▶ _WHAT NEEDS TO BE DONE_: Quote the records in full and leave their pictures out.

▶ _DATA SUPPLIED_:
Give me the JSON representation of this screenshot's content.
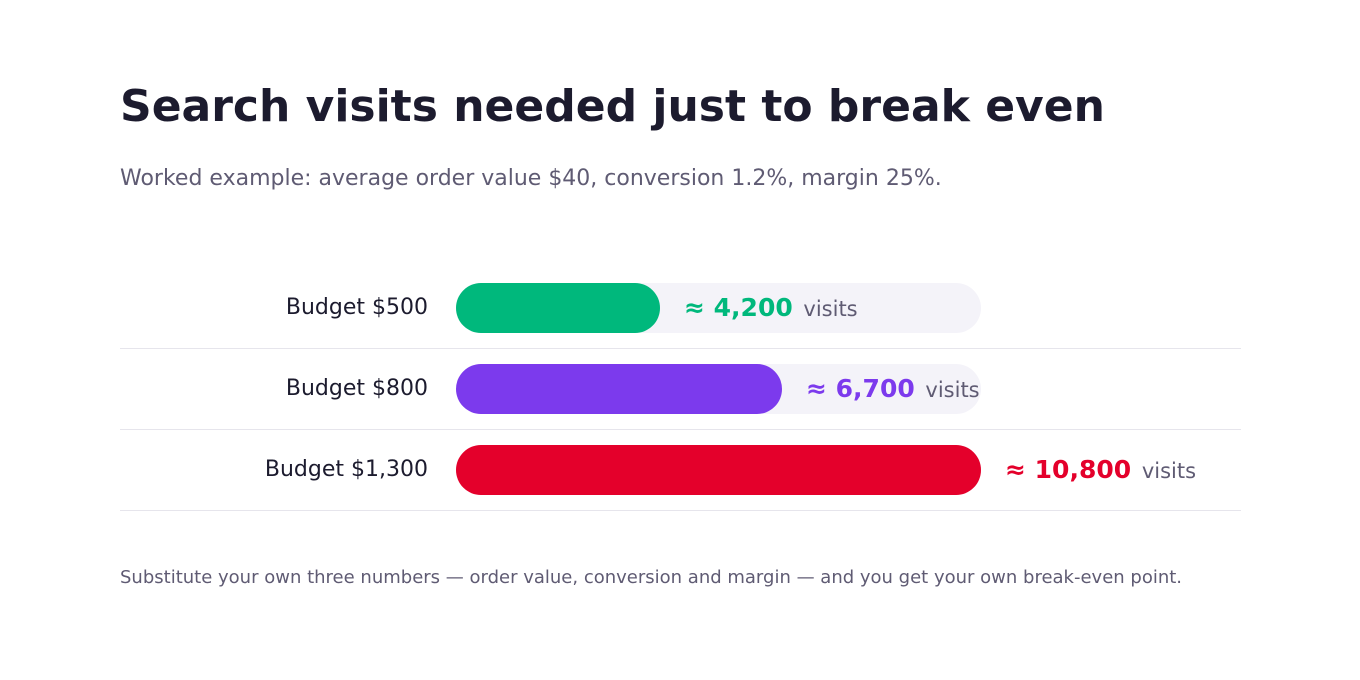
{
  "title": "Search visits needed just to break even",
  "subtitle": "Worked example: average order value $40, conversion 1.2%, margin 25%.",
  "footnote": "Substitute your own three numbers — order value, conversion and margin — and you get your own break-even point.",
  "chart_data": {
    "type": "bar",
    "orientation": "horizontal",
    "categories": [
      "Budget $500",
      "Budget $800",
      "Budget $1,300"
    ],
    "values": [
      4200,
      6700,
      10800
    ],
    "value_labels": [
      "4,200",
      "6,700",
      "10,800"
    ],
    "value_prefix": "≈",
    "value_unit": "visits",
    "colors": [
      "#00b87c",
      "#7c3aed",
      "#e4002b"
    ],
    "xlim": [
      0,
      10800
    ],
    "grid": false,
    "legend": "none"
  }
}
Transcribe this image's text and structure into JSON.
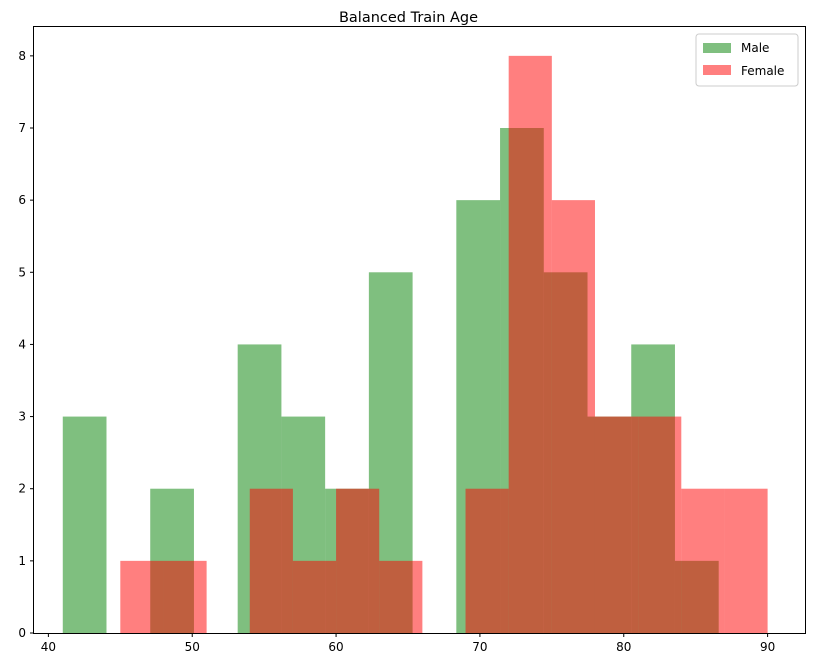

▶ _SOLUTION_:
Give me the JSON representation of this screenshot's content.
{
  "title": "Search visits needed just to break even",
  "subtitle": "Worked example: average order value $40, conversion 1.2%, margin 25%.",
  "footnote": "Substitute your own three numbers — order value, conversion and margin — and you get your own break-even point.",
  "chart_data": {
    "type": "bar",
    "orientation": "horizontal",
    "categories": [
      "Budget $500",
      "Budget $800",
      "Budget $1,300"
    ],
    "values": [
      4200,
      6700,
      10800
    ],
    "value_labels": [
      "4,200",
      "6,700",
      "10,800"
    ],
    "value_prefix": "≈",
    "value_unit": "visits",
    "colors": [
      "#00b87c",
      "#7c3aed",
      "#e4002b"
    ],
    "xlim": [
      0,
      10800
    ],
    "grid": false,
    "legend": "none"
  }
}
Transcribe this image's text and structure into JSON.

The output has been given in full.